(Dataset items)
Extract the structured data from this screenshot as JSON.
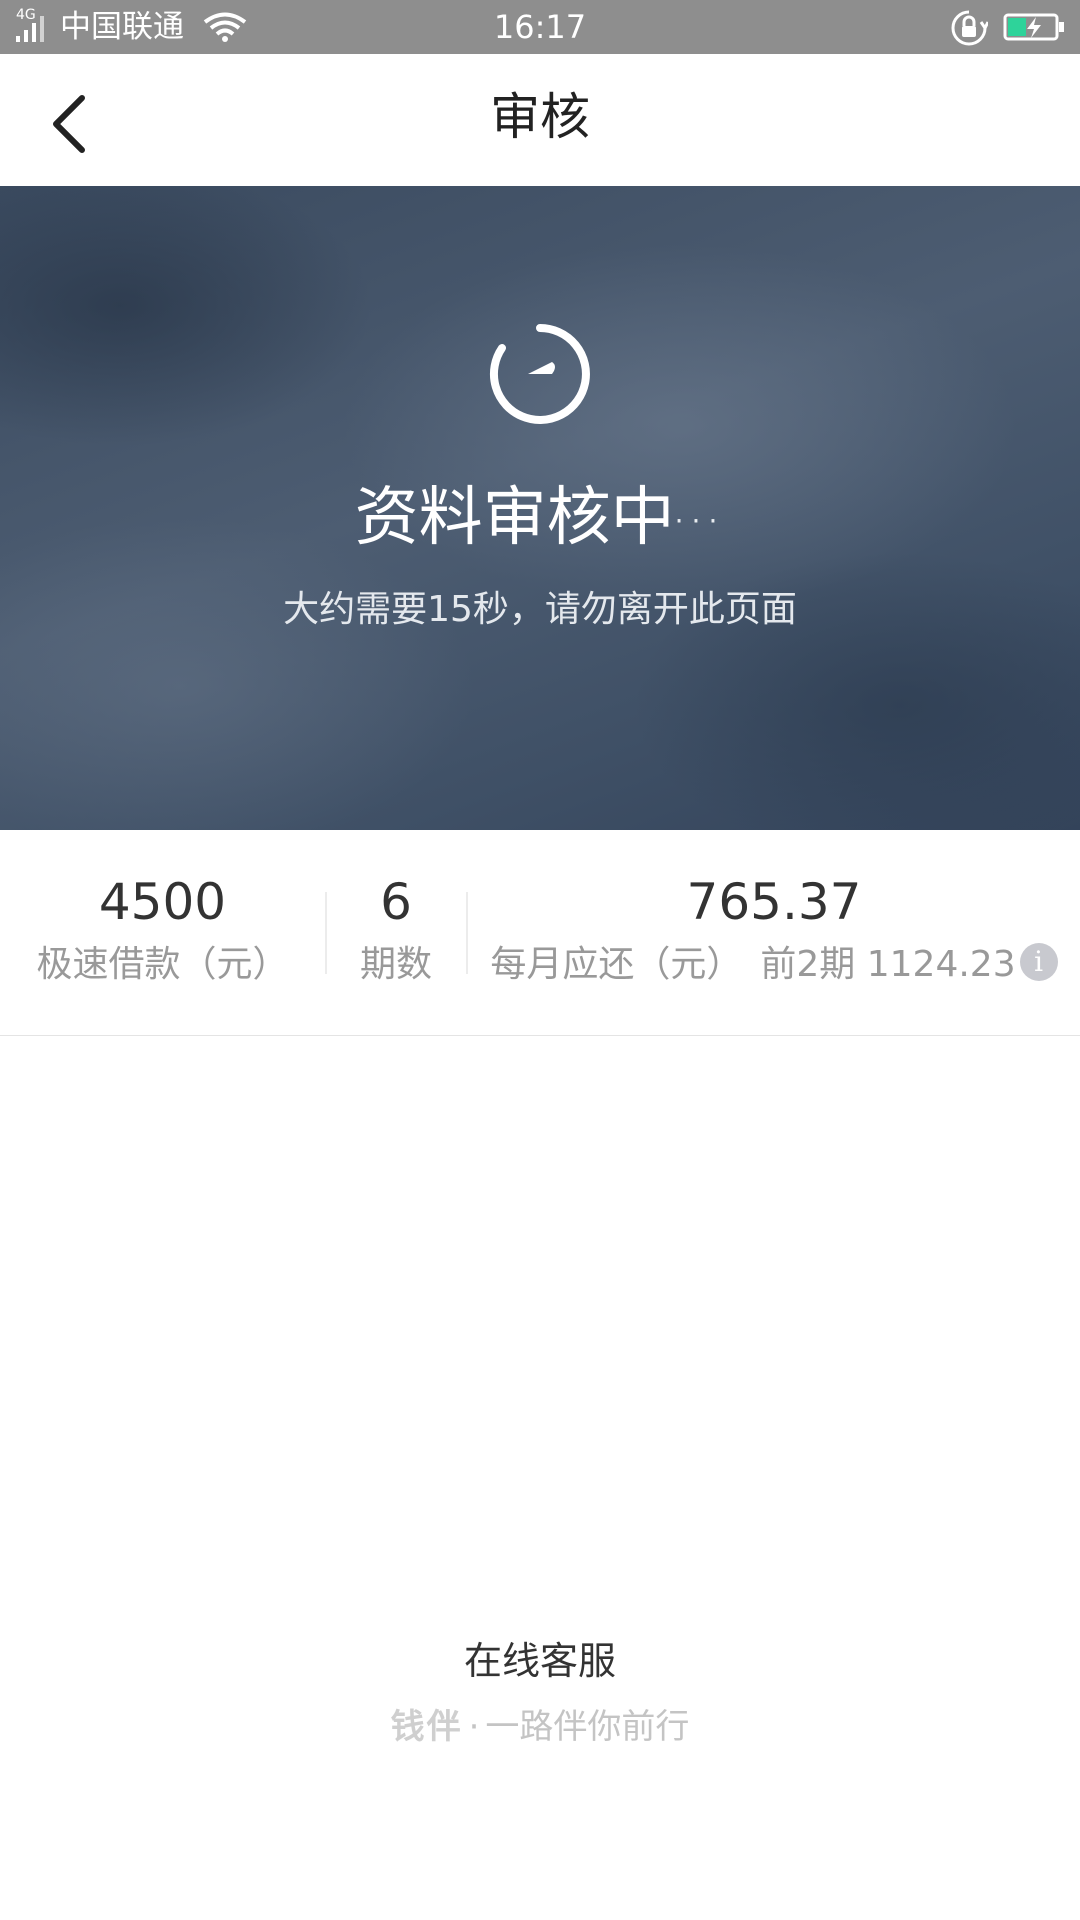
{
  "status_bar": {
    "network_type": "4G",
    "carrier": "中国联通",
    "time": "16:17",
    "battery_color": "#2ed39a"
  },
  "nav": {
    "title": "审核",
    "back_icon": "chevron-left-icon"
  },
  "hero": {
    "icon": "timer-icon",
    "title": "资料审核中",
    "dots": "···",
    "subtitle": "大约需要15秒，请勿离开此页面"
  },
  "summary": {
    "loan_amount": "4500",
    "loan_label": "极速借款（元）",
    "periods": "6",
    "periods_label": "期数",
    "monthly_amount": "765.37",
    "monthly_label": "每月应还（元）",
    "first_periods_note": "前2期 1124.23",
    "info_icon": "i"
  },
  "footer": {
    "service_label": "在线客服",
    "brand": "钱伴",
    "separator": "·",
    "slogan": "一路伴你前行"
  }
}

_Directions for this task_
Quote the entries above word for word. Leave the images out.

_Result below_
Extract the structured data from this screenshot as JSON.
{
  "status_bar": {
    "network_type": "4G",
    "carrier": "中国联通",
    "time": "16:17",
    "battery_color": "#2ed39a"
  },
  "nav": {
    "title": "审核",
    "back_icon": "chevron-left-icon"
  },
  "hero": {
    "icon": "timer-icon",
    "title": "资料审核中",
    "dots": "···",
    "subtitle": "大约需要15秒，请勿离开此页面"
  },
  "summary": {
    "loan_amount": "4500",
    "loan_label": "极速借款（元）",
    "periods": "6",
    "periods_label": "期数",
    "monthly_amount": "765.37",
    "monthly_label": "每月应还（元）",
    "first_periods_note": "前2期 1124.23",
    "info_icon": "i"
  },
  "footer": {
    "service_label": "在线客服",
    "brand": "钱伴",
    "separator": "·",
    "slogan": "一路伴你前行"
  }
}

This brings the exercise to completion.